→ EXERCISE OBJECTIVE: Revise the material from the line that contains "Patent image size: (446, 313)." through the line that contains "The knob 575 is at (372, 127)." by replacing "plunger" with "push rod" and changing nothing else. Reproduce only those lines.

→ DATA EXTRACT:
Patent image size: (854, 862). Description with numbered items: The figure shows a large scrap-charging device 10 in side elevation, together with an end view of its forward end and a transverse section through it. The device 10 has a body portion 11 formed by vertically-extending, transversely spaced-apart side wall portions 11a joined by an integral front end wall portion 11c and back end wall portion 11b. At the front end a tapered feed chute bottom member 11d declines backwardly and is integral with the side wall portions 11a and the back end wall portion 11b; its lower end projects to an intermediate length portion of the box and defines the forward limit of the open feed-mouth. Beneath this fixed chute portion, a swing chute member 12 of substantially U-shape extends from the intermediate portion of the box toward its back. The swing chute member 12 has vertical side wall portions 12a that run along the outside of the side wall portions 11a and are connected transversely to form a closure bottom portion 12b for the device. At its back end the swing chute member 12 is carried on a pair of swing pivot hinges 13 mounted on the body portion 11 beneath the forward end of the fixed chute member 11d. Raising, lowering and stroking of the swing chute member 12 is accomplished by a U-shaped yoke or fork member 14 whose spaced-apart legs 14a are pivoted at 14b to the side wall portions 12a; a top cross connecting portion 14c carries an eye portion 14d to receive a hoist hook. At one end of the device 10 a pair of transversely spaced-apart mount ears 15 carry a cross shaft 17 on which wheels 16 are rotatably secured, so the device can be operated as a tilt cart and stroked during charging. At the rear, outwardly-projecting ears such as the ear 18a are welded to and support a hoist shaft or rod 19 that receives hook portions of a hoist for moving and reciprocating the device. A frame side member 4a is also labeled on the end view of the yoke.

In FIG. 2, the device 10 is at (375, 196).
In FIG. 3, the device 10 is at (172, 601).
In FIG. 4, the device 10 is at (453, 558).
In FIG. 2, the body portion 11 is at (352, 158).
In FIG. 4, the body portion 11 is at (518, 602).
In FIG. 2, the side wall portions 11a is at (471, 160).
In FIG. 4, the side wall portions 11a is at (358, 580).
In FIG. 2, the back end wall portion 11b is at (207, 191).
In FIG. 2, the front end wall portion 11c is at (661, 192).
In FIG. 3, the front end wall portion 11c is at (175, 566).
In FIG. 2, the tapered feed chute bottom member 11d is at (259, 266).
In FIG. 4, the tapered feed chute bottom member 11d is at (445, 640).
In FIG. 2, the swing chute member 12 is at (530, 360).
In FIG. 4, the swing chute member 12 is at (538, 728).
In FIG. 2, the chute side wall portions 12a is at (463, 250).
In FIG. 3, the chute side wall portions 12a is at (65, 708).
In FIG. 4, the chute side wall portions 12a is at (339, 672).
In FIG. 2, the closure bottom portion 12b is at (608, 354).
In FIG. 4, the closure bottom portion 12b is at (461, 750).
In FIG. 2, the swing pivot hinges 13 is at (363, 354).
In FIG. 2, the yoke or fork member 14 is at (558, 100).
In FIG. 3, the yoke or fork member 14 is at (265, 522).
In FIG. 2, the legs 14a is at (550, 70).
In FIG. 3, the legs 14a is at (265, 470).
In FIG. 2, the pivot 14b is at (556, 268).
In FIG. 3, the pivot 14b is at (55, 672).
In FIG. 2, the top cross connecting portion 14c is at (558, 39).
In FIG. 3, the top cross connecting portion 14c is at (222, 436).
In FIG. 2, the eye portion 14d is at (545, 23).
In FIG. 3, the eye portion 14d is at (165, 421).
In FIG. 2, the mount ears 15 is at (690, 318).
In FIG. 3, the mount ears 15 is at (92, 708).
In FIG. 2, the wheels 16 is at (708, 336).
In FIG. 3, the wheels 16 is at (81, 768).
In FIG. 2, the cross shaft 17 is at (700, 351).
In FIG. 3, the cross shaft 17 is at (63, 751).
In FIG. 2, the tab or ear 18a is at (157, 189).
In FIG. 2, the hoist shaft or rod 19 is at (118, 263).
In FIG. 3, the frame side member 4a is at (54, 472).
--
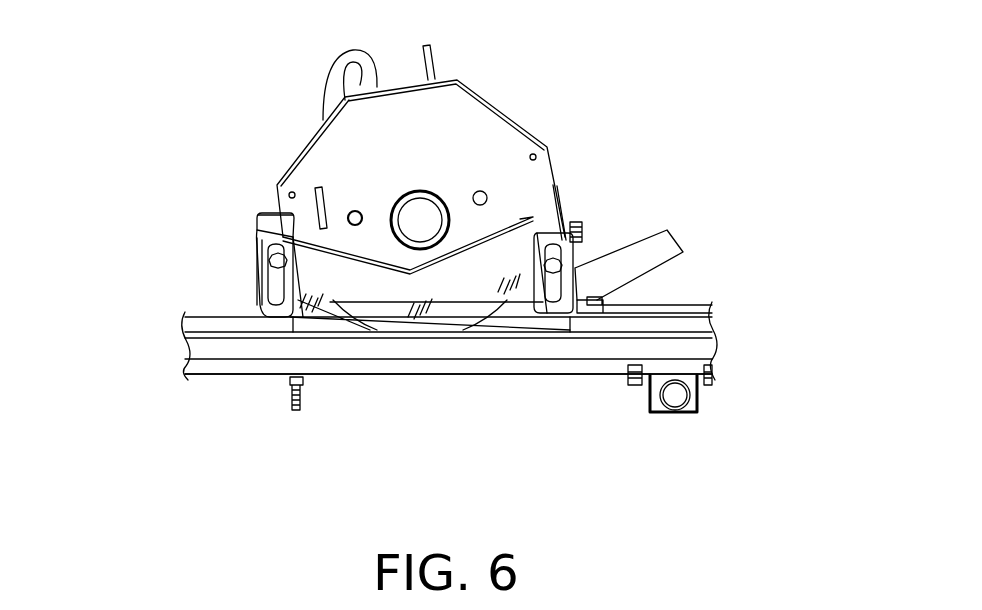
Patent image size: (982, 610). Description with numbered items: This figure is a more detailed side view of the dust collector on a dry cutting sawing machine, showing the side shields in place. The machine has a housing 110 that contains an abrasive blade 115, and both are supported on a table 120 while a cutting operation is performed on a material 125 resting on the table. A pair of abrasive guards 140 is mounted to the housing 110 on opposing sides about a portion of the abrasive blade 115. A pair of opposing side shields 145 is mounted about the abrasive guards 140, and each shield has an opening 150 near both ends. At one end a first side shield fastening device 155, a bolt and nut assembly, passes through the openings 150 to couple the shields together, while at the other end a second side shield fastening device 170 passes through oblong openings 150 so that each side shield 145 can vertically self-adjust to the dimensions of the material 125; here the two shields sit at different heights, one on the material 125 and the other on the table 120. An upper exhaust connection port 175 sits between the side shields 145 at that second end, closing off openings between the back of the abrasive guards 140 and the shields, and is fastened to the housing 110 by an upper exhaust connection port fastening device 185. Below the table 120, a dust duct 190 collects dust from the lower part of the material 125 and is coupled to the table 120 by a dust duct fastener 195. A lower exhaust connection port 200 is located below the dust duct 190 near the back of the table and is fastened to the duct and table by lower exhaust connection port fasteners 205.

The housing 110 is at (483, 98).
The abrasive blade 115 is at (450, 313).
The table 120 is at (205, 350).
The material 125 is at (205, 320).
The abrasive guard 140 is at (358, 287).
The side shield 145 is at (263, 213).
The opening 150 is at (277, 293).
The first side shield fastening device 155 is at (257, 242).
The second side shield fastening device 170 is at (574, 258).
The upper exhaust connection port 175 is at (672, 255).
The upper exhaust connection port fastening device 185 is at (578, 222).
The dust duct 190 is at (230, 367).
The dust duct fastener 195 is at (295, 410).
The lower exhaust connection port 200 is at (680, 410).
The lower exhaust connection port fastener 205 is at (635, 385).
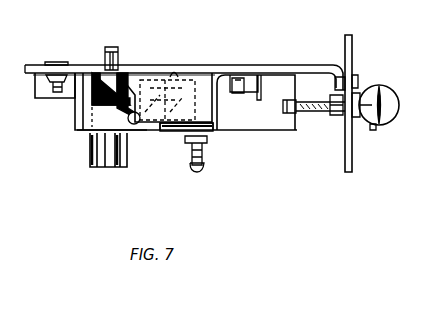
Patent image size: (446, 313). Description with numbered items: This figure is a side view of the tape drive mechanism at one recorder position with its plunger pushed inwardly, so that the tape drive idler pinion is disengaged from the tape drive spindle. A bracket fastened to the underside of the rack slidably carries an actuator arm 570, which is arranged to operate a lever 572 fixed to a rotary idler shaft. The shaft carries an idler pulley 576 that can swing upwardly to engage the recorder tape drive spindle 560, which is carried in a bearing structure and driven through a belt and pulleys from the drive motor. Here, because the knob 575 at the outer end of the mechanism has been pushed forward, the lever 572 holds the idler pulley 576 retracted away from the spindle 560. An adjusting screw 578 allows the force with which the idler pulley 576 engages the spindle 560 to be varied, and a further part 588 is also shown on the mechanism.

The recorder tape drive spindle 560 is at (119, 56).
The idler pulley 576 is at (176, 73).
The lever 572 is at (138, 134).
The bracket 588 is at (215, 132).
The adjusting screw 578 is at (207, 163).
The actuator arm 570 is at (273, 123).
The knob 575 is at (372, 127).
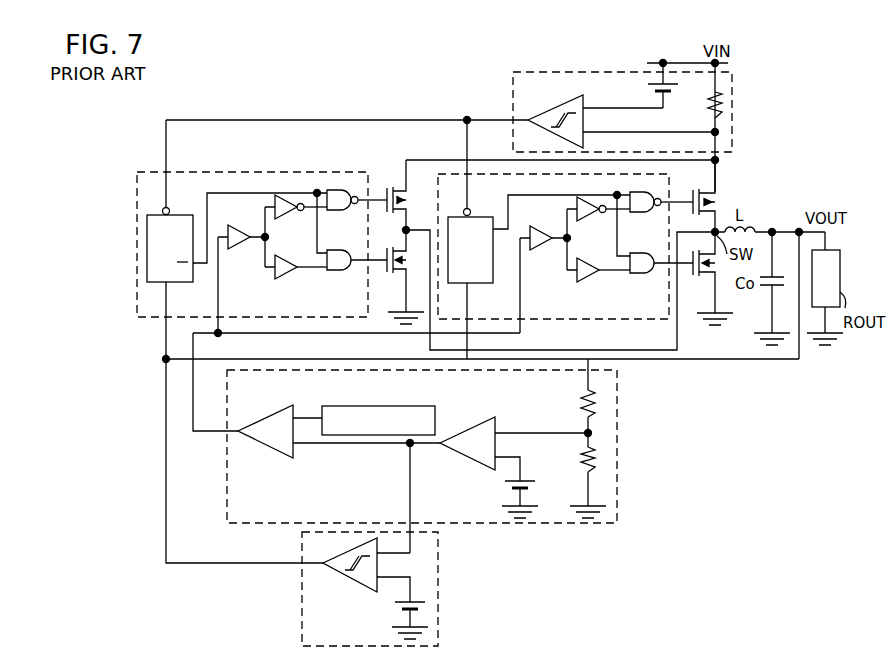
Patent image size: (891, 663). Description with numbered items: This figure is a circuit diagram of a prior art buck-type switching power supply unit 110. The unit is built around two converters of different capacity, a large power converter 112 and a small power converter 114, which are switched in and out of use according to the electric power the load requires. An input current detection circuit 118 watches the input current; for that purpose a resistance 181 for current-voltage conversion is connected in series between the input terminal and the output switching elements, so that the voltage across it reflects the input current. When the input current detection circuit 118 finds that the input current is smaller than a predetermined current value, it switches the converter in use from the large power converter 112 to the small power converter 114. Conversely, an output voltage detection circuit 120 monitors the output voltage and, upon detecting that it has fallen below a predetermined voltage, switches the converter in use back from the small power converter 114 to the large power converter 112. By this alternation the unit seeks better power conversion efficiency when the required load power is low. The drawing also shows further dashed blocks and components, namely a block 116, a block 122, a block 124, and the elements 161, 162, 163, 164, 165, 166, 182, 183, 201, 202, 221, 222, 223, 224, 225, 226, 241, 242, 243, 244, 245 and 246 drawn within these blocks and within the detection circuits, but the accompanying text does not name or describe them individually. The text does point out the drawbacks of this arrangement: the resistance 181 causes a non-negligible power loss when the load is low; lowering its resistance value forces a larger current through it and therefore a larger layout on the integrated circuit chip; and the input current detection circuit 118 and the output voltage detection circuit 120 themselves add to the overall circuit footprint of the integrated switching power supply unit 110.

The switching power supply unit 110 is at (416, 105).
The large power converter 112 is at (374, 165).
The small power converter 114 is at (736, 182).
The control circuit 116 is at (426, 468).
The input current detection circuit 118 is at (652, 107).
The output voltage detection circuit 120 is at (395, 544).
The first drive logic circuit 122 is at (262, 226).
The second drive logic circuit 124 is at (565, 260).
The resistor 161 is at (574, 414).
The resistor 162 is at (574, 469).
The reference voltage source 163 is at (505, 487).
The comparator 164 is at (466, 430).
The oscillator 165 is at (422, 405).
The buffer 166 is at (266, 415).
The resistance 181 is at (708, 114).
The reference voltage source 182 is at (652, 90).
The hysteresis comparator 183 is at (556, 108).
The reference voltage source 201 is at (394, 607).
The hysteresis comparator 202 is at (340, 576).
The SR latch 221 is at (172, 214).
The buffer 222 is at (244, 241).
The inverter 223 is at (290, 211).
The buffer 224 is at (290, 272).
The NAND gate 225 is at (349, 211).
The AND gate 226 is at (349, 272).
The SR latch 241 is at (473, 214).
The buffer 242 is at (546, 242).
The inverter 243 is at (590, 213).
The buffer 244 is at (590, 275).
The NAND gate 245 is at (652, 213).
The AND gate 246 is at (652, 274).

→ SOLUTION BELOW:
Patent image size: (446, 313). Description with numbered items: This figure is a side view of the tape drive mechanism at one recorder position with its push rod pushed inwardly, so that the tape drive idler pinion is disengaged from the tape drive spindle. A bracket fastened to the underside of the rack slidably carries an actuator arm 570, which is arranged to operate a lever 572 fixed to a rotary idler shaft. The shaft carries an idler pulley 576 that can swing upwardly to engage the recorder tape drive spindle 560, which is carried in a bearing structure and driven through a belt and pulleys from the drive motor. Here, because the knob 575 at the outer end of the mechanism has been pushed forward, the lever 572 holds the idler pulley 576 retracted away from the spindle 560. An adjusting screw 578 allows the force with which the idler pulley 576 engages the spindle 560 to be varied, and a further part 588 is also shown on the mechanism.

The recorder tape drive spindle 560 is at (119, 56).
The idler pulley 576 is at (176, 73).
The lever 572 is at (138, 134).
The bracket 588 is at (215, 132).
The adjusting screw 578 is at (207, 163).
The actuator arm 570 is at (273, 123).
The knob 575 is at (372, 127).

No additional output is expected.